▶ **Written exercise**
Show each line that has the string "exocrina" in it.

▶ **Material for the task**
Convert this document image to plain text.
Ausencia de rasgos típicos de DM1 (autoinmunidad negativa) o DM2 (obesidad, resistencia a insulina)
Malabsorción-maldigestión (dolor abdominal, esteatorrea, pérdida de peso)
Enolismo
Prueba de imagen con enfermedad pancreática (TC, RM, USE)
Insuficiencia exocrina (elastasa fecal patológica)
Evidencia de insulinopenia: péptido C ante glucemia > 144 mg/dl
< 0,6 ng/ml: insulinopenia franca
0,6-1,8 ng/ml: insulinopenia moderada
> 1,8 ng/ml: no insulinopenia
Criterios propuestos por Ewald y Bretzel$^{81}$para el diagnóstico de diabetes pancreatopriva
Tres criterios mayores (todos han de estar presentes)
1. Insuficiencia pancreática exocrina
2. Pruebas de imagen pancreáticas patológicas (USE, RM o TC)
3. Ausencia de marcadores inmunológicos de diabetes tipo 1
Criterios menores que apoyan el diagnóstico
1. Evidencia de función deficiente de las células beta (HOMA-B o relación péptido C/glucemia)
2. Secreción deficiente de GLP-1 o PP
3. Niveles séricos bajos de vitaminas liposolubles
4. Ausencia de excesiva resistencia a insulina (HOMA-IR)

▶ **Written reply**
Insuficiencia exocrina (elastasa fecal patológica)
1. Insuficiencia pancreática exocrina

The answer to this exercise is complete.